---------- Entries provided ----------

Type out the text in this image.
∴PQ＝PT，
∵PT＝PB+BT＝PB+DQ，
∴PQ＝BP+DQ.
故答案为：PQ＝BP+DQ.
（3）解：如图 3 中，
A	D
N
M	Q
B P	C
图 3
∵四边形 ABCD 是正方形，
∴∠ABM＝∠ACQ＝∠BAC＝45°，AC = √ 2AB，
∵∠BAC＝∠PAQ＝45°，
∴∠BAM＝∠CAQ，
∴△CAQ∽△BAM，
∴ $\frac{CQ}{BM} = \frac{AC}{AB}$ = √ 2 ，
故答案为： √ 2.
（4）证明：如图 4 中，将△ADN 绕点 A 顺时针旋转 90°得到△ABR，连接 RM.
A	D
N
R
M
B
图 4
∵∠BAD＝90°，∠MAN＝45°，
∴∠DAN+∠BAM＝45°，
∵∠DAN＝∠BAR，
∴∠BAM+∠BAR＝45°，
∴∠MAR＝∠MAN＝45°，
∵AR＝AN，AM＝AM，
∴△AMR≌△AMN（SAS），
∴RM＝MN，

----------

Exercise goal:
Give back the whole listing exactly as it reads.

Full response:
Type out the text in this image.
∴PQ＝PT，
∵PT＝PB+BT＝PB+DQ，
∴PQ＝BP+DQ.
故答案为：PQ＝BP+DQ.
（3）解：如图 3 中，
A	D
N
M	Q
B P	C
图 3
∵四边形 ABCD 是正方形，
∴∠ABM＝∠ACQ＝∠BAC＝45°，AC = √ 2AB，
∵∠BAC＝∠PAQ＝45°，
∴∠BAM＝∠CAQ，
∴△CAQ∽△BAM，
∴ $\frac{CQ}{BM} = \frac{AC}{AB}$ = √ 2 ，
故答案为： √ 2.
（4）证明：如图 4 中，将△ADN 绕点 A 顺时针旋转 90°得到△ABR，连接 RM.
A	D
N
R
M
B
图 4
∵∠BAD＝90°，∠MAN＝45°，
∴∠DAN+∠BAM＝45°，
∵∠DAN＝∠BAR，
∴∠BAM+∠BAR＝45°，
∴∠MAR＝∠MAN＝45°，
∵AR＝AN，AM＝AM，
∴△AMR≌△AMN（SAS），
∴RM＝MN，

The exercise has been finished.